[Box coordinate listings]
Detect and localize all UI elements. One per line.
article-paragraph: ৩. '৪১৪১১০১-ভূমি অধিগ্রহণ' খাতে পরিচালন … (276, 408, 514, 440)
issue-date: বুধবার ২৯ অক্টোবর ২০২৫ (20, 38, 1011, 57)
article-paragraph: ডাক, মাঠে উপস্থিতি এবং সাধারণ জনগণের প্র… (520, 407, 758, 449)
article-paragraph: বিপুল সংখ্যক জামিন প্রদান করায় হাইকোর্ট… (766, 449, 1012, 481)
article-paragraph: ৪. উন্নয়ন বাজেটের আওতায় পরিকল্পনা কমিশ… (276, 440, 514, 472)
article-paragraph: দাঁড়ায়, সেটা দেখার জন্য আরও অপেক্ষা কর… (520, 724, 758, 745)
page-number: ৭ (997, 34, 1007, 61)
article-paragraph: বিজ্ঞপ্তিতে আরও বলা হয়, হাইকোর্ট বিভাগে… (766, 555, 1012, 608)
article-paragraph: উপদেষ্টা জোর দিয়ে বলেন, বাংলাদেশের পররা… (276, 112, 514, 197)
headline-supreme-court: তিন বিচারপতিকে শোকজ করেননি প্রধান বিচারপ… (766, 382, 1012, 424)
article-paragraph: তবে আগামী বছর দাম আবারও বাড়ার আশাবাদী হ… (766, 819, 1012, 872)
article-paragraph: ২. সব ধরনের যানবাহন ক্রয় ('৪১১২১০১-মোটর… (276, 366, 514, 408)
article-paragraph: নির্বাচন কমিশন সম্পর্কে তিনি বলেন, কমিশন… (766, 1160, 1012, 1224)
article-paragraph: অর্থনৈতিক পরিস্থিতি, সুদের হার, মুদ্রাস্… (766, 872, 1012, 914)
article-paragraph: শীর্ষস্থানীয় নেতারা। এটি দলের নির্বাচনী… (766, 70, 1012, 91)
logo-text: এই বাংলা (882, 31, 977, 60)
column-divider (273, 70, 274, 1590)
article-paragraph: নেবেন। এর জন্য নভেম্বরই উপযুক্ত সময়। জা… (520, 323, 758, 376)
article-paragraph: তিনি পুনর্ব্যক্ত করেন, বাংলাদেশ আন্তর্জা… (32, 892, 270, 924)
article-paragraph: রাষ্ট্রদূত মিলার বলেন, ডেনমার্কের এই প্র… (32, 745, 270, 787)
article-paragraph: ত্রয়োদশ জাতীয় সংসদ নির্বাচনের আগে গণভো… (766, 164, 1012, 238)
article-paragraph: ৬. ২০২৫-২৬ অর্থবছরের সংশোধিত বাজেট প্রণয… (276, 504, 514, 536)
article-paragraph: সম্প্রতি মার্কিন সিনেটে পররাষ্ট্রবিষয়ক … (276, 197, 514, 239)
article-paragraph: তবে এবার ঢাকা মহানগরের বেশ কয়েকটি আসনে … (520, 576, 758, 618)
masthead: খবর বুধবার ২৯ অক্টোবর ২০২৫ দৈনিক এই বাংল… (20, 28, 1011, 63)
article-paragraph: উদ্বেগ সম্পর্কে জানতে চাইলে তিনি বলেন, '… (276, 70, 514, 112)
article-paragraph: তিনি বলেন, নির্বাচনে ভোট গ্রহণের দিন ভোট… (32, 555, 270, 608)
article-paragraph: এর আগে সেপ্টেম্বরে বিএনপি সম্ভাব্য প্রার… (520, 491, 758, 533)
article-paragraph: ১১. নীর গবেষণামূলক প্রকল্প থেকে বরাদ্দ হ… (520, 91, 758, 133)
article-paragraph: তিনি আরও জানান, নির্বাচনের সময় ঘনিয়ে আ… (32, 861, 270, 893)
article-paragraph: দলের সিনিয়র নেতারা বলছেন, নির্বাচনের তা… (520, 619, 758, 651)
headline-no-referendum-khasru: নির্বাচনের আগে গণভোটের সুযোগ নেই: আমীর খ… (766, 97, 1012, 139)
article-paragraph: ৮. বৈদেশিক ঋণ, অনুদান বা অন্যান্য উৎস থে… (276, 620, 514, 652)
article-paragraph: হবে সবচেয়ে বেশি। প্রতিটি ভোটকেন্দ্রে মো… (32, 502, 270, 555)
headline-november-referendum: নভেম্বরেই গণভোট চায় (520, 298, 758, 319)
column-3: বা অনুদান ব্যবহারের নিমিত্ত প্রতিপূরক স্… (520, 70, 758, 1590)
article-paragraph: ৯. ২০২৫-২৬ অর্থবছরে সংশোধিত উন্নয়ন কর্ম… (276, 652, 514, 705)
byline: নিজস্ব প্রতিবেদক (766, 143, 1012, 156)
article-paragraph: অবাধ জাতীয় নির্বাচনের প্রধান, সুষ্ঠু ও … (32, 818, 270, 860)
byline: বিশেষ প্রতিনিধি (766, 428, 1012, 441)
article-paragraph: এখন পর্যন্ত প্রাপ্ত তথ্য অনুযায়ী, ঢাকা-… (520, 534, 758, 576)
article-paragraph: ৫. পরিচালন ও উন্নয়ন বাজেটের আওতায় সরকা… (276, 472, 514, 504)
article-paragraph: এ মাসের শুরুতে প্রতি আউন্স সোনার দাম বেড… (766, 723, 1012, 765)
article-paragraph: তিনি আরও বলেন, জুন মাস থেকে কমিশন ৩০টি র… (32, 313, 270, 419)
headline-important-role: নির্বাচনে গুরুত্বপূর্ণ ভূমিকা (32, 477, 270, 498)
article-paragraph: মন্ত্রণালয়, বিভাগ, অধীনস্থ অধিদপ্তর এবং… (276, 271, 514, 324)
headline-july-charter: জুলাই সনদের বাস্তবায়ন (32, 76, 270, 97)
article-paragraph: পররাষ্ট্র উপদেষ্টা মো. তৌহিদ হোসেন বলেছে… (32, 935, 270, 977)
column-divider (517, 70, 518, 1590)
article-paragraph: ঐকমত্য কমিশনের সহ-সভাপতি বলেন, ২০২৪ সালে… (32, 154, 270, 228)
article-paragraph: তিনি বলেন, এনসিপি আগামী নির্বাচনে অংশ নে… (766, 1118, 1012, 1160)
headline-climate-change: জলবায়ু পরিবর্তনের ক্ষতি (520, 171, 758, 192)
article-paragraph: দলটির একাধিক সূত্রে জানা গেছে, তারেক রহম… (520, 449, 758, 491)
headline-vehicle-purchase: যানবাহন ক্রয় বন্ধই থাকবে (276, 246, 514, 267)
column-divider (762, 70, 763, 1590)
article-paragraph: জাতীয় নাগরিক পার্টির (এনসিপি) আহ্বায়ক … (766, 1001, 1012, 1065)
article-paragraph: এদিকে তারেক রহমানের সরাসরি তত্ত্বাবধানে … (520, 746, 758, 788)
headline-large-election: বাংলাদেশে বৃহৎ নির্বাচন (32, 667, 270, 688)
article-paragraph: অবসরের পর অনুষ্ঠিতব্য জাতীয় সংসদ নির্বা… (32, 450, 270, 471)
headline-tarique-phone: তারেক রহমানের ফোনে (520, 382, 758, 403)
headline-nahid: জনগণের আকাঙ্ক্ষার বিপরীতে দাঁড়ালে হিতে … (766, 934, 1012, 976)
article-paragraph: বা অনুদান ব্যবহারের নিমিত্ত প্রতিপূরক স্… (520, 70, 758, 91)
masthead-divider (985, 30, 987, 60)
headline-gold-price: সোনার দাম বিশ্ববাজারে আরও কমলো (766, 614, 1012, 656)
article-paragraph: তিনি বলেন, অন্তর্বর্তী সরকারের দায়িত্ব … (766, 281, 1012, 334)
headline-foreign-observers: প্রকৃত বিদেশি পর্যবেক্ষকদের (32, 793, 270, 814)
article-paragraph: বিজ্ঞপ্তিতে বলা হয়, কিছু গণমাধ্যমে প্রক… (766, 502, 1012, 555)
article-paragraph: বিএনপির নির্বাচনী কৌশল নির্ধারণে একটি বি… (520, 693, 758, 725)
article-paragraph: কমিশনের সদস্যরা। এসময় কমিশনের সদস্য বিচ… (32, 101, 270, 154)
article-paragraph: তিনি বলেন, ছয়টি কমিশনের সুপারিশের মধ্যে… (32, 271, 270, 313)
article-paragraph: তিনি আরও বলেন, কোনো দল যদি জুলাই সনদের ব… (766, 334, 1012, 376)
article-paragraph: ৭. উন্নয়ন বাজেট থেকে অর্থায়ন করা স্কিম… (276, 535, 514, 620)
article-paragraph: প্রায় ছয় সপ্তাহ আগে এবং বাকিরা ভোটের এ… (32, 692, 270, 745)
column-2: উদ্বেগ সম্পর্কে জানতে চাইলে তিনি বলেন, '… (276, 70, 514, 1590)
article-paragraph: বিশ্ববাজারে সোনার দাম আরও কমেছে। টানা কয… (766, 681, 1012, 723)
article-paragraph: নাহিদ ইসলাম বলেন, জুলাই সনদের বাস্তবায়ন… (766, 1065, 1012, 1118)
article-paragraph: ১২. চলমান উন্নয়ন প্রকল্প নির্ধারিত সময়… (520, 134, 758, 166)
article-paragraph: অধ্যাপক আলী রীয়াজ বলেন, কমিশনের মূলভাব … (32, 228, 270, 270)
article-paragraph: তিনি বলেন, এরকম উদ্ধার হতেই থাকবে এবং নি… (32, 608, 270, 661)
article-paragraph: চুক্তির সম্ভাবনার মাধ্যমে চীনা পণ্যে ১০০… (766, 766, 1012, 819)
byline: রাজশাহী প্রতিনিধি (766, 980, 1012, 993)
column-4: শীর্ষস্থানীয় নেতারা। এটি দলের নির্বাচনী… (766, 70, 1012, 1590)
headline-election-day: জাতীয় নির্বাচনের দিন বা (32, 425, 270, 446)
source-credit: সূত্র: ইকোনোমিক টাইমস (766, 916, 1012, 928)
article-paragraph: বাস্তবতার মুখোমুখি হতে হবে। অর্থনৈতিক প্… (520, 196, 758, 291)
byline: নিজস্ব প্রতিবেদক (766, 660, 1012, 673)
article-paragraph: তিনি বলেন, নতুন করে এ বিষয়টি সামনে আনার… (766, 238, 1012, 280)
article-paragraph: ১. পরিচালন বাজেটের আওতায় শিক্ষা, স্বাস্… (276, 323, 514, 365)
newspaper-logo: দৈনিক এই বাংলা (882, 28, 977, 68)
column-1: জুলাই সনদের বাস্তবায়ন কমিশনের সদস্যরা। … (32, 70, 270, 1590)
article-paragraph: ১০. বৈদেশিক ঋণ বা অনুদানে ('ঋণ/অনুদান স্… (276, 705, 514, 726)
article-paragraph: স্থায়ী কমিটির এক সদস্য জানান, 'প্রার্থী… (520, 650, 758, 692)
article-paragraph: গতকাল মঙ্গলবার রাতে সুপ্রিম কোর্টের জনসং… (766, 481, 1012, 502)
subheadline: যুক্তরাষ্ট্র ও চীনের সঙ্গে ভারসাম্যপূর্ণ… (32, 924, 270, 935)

WORK REQUIRED ->
Please reproduce the data above verbatim, starting at its first line and ending at the line that contains "article-paragraph: নির্বাচন কমিশন", with both of those lines included and nothing else.

SOLUTION FOR THIS PROBLEM ->
Detect and localize all UI elements. One per line.
article-paragraph: ৩. '৪১৪১১০১-ভূমি অধিগ্রহণ' খাতে পরিচালন … (276, 408, 514, 440)
issue-date: বুধবার ২৯ অক্টোবর ২০২৫ (20, 38, 1011, 57)
article-paragraph: ডাক, মাঠে উপস্থিতি এবং সাধারণ জনগণের প্র… (520, 407, 758, 449)
article-paragraph: বিপুল সংখ্যক জামিন প্রদান করায় হাইকোর্ট… (766, 449, 1012, 481)
article-paragraph: ৪. উন্নয়ন বাজেটের আওতায় পরিকল্পনা কমিশ… (276, 440, 514, 472)
article-paragraph: দাঁড়ায়, সেটা দেখার জন্য আরও অপেক্ষা কর… (520, 724, 758, 745)
page-number: ৭ (997, 34, 1007, 61)
article-paragraph: বিজ্ঞপ্তিতে আরও বলা হয়, হাইকোর্ট বিভাগে… (766, 555, 1012, 608)
article-paragraph: উপদেষ্টা জোর দিয়ে বলেন, বাংলাদেশের পররা… (276, 112, 514, 197)
headline-supreme-court: তিন বিচারপতিকে শোকজ করেননি প্রধান বিচারপ… (766, 382, 1012, 424)
article-paragraph: তবে আগামী বছর দাম আবারও বাড়ার আশাবাদী হ… (766, 819, 1012, 872)
article-paragraph: ২. সব ধরনের যানবাহন ক্রয় ('৪১১২১০১-মোটর… (276, 366, 514, 408)
article-paragraph: নির্বাচন কমিশন সম্পর্কে তিনি বলেন, কমিশন… (766, 1160, 1012, 1224)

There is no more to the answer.